** Begin Raw records **
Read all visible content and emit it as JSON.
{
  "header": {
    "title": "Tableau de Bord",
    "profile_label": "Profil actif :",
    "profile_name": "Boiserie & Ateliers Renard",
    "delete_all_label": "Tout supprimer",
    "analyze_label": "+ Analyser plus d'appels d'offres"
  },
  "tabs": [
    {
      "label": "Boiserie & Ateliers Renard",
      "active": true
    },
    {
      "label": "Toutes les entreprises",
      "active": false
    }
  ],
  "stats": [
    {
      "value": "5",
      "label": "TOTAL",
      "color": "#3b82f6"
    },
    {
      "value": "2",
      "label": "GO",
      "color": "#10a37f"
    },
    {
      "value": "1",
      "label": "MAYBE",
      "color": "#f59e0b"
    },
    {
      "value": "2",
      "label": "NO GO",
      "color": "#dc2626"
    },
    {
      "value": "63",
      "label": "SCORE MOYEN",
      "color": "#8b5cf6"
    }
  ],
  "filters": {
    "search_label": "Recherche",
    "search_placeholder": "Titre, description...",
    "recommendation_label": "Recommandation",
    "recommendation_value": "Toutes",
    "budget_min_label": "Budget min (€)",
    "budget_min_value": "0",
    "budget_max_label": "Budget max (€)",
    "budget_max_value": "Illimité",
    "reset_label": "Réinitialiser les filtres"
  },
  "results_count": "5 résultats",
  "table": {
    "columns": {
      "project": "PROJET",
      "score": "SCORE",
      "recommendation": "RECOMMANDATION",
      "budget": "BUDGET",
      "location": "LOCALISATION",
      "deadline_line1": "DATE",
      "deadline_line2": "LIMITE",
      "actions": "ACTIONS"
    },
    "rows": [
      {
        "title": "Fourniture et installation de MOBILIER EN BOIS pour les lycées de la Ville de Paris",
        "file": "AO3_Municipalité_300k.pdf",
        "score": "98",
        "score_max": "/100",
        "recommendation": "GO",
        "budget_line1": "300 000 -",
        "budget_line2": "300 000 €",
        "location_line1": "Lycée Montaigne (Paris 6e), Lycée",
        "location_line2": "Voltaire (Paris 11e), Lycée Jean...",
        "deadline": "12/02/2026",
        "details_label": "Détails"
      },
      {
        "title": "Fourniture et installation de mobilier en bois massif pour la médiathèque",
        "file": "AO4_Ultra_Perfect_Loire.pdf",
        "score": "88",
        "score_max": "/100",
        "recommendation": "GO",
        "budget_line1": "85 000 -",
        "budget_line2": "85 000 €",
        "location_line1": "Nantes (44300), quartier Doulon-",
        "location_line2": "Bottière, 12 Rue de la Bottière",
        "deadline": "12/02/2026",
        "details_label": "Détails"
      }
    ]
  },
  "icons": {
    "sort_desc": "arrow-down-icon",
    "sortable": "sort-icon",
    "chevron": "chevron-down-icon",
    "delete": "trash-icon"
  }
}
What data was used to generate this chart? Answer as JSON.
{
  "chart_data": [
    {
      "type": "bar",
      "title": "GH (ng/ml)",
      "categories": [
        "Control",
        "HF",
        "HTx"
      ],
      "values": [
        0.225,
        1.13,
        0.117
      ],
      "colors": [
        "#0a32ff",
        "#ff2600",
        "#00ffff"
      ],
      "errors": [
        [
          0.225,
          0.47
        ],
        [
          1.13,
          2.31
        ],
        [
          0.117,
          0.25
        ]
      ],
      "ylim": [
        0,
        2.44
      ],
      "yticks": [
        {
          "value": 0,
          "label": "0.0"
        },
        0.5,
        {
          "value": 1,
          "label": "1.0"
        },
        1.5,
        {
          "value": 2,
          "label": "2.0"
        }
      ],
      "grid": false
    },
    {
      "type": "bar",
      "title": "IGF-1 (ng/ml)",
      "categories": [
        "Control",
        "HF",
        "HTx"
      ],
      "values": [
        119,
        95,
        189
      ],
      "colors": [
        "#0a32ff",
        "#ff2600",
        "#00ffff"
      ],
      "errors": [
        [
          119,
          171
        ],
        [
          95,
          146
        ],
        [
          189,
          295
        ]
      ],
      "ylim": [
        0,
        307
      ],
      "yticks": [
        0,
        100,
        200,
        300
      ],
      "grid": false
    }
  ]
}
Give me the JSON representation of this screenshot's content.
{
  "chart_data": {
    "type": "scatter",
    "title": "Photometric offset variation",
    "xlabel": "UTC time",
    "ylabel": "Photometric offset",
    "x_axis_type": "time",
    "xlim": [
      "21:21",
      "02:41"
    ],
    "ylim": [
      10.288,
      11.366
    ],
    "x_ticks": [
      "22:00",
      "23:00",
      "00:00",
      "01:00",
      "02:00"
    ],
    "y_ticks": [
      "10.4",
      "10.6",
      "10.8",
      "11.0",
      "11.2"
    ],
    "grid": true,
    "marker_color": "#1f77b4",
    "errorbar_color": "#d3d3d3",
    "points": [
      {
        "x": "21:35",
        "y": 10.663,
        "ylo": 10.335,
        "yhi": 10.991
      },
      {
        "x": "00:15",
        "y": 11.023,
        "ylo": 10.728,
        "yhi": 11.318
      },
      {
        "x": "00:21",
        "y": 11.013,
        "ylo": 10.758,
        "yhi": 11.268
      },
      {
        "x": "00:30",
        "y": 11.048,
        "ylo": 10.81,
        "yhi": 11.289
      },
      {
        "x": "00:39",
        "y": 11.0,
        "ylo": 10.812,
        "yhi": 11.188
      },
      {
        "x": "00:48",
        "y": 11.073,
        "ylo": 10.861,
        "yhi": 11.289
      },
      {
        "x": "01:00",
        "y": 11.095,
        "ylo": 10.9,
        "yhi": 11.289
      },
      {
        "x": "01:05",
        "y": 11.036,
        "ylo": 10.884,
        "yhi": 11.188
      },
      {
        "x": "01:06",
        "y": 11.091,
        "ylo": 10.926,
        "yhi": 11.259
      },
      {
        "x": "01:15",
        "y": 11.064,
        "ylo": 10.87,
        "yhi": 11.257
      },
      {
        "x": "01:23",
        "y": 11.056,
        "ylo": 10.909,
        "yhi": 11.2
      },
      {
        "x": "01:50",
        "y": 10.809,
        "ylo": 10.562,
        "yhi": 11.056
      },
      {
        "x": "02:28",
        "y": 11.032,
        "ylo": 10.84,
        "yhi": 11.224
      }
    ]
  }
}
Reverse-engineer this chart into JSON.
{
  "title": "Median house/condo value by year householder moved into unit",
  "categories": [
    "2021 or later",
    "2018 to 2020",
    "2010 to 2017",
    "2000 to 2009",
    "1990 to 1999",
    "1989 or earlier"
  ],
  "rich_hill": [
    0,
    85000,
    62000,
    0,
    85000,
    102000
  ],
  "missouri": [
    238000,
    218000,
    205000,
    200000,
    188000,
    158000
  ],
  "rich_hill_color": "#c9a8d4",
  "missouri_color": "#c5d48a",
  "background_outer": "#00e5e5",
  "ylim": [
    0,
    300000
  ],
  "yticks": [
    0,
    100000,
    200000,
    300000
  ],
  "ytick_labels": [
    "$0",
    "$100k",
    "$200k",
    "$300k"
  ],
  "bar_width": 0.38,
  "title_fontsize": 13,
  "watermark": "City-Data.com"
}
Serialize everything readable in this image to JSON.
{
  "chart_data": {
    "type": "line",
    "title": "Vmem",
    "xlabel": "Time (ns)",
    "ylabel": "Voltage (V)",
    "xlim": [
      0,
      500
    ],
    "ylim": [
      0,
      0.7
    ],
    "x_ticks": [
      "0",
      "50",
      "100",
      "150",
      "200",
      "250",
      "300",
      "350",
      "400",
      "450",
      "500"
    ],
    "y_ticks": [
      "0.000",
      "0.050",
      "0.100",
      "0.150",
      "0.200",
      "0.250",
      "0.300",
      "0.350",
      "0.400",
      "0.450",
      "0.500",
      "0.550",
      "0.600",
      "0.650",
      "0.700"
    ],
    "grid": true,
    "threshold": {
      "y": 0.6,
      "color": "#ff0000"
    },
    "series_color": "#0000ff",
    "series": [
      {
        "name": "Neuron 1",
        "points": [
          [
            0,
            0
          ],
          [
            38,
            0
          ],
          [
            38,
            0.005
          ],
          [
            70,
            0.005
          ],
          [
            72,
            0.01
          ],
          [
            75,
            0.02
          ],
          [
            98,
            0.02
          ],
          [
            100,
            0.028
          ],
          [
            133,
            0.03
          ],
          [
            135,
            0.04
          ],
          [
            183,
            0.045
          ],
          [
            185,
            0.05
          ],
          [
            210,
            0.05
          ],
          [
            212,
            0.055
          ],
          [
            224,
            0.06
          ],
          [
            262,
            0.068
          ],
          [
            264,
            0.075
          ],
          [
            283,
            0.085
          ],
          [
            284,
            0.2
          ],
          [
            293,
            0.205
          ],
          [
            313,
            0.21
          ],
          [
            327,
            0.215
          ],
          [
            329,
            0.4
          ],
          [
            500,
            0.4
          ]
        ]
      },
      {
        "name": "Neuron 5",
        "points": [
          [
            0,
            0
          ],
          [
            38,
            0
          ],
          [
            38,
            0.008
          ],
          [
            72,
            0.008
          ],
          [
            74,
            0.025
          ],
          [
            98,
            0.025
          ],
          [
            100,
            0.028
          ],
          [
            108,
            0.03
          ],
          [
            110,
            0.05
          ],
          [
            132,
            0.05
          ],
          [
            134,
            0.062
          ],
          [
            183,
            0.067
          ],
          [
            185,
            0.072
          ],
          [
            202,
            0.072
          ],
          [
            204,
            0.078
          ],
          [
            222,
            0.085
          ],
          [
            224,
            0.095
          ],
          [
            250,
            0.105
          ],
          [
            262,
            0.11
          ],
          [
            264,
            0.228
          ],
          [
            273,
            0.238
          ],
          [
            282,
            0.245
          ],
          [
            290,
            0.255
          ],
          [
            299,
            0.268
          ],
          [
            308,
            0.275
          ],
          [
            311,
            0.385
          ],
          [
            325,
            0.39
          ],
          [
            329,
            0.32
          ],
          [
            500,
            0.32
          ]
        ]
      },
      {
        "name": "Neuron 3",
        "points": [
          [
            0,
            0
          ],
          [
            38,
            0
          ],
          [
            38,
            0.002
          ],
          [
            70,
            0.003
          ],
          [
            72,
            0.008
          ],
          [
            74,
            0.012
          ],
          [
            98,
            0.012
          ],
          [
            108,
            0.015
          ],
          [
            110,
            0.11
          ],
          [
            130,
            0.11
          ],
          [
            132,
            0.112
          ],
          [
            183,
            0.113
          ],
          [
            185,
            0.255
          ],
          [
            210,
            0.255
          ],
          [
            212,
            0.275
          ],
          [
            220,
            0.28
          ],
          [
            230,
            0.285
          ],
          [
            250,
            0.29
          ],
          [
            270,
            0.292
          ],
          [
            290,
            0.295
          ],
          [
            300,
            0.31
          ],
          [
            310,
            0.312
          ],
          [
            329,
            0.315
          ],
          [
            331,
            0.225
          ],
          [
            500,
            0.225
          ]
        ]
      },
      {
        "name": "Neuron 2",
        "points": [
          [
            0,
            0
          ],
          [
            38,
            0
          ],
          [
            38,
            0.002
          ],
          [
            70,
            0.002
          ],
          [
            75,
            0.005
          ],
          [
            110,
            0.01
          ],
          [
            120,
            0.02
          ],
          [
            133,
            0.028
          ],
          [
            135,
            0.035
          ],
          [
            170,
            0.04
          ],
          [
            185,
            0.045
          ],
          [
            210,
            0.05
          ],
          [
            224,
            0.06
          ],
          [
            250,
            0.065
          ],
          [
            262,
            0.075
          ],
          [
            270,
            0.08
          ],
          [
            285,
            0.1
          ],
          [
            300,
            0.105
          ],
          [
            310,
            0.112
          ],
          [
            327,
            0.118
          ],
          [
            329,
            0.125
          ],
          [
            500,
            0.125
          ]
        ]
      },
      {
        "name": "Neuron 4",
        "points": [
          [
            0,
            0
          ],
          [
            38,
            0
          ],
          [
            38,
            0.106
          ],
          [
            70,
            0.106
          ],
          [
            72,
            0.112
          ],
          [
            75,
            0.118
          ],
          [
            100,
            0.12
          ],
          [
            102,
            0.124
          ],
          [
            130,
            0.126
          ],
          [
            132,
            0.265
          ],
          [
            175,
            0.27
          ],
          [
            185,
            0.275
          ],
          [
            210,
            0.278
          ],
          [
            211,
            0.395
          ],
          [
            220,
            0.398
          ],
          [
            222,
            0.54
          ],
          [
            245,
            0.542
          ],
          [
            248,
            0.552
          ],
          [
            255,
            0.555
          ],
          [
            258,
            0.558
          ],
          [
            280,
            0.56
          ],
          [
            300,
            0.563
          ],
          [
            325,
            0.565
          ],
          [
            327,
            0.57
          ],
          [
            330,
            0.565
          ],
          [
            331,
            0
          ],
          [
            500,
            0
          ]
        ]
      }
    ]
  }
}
** End Raw records **
■ **What to do**: Determine how many lines of the data contain "offset" and give nothing but that number.

■ **Task solution**: 2